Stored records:

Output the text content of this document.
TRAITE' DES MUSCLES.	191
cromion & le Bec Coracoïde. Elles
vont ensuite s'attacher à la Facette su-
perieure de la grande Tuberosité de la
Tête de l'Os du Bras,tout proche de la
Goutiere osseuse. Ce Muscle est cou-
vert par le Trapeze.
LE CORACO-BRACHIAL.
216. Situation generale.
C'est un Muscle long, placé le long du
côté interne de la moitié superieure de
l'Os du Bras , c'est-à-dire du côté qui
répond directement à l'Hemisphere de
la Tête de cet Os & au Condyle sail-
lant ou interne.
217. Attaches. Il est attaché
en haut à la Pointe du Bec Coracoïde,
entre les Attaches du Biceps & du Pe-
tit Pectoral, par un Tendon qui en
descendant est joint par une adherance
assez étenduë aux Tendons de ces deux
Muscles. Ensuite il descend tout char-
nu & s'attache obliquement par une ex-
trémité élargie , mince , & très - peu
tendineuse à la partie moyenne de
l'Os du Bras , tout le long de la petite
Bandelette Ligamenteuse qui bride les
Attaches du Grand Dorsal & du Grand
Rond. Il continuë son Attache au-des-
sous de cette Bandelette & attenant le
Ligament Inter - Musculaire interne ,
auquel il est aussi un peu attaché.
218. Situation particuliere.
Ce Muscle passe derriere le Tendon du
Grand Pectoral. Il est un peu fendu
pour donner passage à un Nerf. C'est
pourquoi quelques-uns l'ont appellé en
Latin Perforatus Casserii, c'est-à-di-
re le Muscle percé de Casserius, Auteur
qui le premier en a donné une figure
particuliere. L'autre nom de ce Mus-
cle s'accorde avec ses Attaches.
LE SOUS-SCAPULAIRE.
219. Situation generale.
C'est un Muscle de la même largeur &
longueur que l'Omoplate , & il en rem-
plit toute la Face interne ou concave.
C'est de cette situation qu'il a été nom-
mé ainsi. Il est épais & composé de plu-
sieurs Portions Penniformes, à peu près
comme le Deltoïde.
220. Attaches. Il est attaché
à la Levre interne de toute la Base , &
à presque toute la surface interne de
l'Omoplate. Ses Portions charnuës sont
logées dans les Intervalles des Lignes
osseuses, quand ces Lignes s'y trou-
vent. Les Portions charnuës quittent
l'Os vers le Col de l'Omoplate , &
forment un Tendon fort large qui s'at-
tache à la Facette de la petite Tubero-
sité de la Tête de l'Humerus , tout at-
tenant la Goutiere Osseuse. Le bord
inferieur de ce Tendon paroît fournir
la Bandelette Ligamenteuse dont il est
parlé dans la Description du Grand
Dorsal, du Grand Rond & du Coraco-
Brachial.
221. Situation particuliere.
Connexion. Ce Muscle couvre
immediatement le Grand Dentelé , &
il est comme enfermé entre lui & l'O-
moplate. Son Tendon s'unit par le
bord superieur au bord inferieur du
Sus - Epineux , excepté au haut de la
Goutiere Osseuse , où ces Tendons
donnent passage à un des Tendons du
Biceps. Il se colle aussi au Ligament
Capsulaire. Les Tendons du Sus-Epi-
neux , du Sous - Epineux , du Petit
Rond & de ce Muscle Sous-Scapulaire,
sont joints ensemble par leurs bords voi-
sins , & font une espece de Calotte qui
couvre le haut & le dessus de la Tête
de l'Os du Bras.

### To do
Look for the word "Pectoral" in every line of the listing and copy the lines that have it.

### Answer
tit Pectoral, par un Tendon qui en
Grand Pectoral. Il est un peu fendu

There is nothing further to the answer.